In 1398, during the sixth year of the reign of King Taejo of Joseon, a diplomatic mission was sent to Japan. Pak Ton-ji and his retinue arrived in Kyoto in 1398 (Ōei 5, 8th month). Shogun Yoshimochi presented the envoy with a formal diplomatic letter; and presents were given for the envoy to convey to the Joseon court.

In 1408, Yoshimochi came into his own as a shōgun. The next year Ashikaga Mochiuji became Kantō kubō. In 1411, Yoshimochi broke off relations with Ming China. Emperor Go-Komatsu abdicated in 1413, therefore Emperor Shōkō ascended to the throne in repudiation of an agreement. This resulted in renewed hostility between the shogunate and supporters of the Southern Court. Dissension erupted between Ashikaga Mochiuji, the Kantō Kubō in Kamakura, and Uesugi Zenshū (the Kantō Kanrei) in 1415, and the Uesugi clan rebelled the following year, but it was quelled by Mochiuji by 1417.

---+---

(WORK ORDER A) Translate this sentence from the passage on Shogun Yoshimochi into Spanish: "In 1411, Yoshimochi broke off relations with Ming China."
(WORK ORDER B)
Answer from the passage on Shogun Yoshimochi:
(i) Who arrived in Kyoto with a retinue in 1398?
(ii) Who became Kantō kubō in 1409?
(iii) By what year had Mochiuji quelled the Uesugi rebellion?
(WORK ORDER C) According to the passage on Shogun Yoshimochi, what brought on renewed hostility between the shogunate and supporters of the Southern Court?

---+---

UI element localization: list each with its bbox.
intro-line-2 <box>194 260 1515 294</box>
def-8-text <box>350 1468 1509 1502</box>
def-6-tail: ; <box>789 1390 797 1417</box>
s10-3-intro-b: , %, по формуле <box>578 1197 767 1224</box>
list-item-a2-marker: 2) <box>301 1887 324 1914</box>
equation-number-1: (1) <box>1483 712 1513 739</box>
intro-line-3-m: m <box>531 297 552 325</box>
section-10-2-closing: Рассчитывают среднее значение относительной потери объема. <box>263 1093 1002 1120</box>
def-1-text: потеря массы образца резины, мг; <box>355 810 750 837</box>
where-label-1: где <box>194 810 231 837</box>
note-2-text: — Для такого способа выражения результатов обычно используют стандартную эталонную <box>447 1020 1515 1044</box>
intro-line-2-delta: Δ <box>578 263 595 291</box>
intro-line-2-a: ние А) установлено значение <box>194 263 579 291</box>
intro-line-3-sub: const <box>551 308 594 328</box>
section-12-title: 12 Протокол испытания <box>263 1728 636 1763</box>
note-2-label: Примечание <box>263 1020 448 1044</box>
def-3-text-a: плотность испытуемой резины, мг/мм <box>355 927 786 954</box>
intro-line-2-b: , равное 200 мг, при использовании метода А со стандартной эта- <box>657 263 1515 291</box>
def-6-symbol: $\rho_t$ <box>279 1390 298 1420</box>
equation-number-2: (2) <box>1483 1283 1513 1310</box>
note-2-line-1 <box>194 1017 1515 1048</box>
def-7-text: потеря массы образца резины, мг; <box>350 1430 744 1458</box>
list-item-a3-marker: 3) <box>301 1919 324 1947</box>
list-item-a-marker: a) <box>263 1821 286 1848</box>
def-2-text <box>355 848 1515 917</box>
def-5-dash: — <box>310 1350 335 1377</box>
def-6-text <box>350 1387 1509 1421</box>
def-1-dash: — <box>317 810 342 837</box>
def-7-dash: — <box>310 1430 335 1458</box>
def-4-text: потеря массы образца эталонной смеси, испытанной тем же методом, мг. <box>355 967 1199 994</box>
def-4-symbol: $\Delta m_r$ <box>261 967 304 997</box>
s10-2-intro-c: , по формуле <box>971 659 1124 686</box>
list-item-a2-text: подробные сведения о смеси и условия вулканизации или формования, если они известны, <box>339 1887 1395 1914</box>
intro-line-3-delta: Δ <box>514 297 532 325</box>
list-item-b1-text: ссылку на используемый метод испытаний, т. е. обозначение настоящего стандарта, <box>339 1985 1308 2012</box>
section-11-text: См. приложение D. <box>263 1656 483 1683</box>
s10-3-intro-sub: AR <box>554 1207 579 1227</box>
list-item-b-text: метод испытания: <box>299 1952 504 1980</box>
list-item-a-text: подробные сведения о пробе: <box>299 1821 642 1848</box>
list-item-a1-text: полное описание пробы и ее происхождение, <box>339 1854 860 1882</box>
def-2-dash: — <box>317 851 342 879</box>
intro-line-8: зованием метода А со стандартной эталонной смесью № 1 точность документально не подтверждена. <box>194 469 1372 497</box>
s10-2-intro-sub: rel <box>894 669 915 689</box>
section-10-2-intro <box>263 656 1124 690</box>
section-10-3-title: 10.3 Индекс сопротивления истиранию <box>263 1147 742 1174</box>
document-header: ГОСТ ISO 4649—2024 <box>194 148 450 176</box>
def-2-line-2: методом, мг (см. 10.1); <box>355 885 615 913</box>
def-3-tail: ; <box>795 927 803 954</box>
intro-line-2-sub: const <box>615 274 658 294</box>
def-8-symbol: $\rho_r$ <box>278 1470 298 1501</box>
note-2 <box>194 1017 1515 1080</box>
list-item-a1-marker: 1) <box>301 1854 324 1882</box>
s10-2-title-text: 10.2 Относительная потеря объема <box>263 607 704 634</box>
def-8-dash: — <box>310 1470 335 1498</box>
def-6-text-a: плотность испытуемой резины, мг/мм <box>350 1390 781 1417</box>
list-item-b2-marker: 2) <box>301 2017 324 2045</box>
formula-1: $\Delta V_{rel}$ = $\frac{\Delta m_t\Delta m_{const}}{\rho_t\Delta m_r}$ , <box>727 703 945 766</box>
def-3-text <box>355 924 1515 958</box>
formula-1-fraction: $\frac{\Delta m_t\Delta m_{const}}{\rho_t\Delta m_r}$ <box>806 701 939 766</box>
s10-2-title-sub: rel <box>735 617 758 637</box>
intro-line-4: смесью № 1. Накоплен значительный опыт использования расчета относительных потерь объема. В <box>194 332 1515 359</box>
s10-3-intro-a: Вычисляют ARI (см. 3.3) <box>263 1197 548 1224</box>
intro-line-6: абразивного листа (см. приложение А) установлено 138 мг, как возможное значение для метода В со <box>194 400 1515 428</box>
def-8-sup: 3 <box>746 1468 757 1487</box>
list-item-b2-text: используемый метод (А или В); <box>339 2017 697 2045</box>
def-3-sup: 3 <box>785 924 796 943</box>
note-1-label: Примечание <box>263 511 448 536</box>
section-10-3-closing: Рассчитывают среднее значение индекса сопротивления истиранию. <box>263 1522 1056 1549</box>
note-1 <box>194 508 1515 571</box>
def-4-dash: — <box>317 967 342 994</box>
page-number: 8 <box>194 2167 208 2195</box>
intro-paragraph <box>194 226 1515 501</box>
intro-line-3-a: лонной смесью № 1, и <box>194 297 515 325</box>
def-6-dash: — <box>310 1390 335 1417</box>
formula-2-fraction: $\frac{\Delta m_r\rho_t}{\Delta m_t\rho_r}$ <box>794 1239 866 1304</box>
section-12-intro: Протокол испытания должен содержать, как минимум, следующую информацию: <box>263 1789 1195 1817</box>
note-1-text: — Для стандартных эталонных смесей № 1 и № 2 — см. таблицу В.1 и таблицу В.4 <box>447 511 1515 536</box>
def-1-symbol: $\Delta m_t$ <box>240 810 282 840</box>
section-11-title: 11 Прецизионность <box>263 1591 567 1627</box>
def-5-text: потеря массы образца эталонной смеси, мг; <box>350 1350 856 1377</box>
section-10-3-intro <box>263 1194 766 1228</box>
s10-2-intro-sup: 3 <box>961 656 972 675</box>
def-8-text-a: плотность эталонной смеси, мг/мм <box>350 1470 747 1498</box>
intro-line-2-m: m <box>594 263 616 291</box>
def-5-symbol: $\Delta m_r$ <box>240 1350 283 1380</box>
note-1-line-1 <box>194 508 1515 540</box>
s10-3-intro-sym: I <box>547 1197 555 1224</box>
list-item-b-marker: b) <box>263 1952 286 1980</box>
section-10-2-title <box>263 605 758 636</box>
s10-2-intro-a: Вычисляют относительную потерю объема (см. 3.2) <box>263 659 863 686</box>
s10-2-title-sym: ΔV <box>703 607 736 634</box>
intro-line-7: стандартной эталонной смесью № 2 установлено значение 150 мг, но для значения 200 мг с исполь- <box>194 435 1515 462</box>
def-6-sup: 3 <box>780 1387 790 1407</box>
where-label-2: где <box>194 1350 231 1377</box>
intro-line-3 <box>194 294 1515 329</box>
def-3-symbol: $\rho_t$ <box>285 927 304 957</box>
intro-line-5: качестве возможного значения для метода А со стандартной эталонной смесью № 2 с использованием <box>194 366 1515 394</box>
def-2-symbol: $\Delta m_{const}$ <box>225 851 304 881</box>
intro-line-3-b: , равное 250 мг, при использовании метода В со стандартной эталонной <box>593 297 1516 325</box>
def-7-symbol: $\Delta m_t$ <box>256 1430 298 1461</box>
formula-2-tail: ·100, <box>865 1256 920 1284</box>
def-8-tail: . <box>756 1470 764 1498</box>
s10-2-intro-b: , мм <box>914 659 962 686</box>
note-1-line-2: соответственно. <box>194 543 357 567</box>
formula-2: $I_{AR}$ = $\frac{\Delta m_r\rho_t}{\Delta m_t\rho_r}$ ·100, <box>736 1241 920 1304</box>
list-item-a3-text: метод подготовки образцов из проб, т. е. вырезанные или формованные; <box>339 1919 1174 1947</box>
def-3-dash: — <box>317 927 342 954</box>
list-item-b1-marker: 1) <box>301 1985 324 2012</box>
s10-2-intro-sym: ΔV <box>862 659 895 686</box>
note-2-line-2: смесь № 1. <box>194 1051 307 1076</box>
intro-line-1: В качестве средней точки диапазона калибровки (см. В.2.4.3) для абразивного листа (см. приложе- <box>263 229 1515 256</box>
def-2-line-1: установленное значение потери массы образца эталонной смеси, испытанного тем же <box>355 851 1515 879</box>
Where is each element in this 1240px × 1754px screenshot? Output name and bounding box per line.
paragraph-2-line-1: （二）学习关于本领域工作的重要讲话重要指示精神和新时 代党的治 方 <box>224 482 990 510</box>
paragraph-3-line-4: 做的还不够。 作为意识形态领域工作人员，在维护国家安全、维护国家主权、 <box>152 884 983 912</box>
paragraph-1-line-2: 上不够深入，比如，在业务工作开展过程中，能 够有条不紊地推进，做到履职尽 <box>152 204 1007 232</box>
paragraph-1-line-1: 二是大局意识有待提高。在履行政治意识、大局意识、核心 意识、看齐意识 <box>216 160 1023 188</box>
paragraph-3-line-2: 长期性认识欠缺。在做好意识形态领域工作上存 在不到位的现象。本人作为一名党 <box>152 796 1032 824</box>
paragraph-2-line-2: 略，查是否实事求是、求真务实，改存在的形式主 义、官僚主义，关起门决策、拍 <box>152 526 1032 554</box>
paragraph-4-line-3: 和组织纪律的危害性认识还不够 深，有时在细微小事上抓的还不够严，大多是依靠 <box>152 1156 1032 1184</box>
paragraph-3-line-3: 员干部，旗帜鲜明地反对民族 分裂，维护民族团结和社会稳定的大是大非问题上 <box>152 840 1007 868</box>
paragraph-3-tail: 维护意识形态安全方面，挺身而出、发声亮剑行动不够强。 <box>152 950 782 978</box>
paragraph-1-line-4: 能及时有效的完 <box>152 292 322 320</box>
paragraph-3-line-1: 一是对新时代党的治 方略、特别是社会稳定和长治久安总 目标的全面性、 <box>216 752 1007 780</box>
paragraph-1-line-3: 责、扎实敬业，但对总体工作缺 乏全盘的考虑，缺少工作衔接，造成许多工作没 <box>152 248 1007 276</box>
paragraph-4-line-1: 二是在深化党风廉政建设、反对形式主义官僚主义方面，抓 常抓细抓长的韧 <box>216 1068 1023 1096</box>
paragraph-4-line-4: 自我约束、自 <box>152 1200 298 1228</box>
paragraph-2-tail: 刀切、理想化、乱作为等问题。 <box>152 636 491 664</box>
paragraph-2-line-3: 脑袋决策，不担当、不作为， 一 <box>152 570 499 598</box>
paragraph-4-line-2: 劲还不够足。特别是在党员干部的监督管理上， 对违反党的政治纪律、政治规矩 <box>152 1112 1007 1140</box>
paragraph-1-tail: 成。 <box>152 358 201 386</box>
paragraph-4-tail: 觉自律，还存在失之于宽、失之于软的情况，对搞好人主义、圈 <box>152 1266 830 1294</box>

---+---

(EXPECTED OUTPUT A) En 1411, Yoshimochi rompió relaciones con la China Ming.

(EXPECTED OUTPUT B)
(i) Pak Ton-ji
(ii) Ashikaga Mochiuji
(iii) 1417

(EXPECTED OUTPUT C) Emperor Go-Komatsu abdicated in 1413, and Emperor Shōkō then took the throne in repudiation of an agreement. That accession led to renewed hostility between the shogunate and the Southern Court's supporters.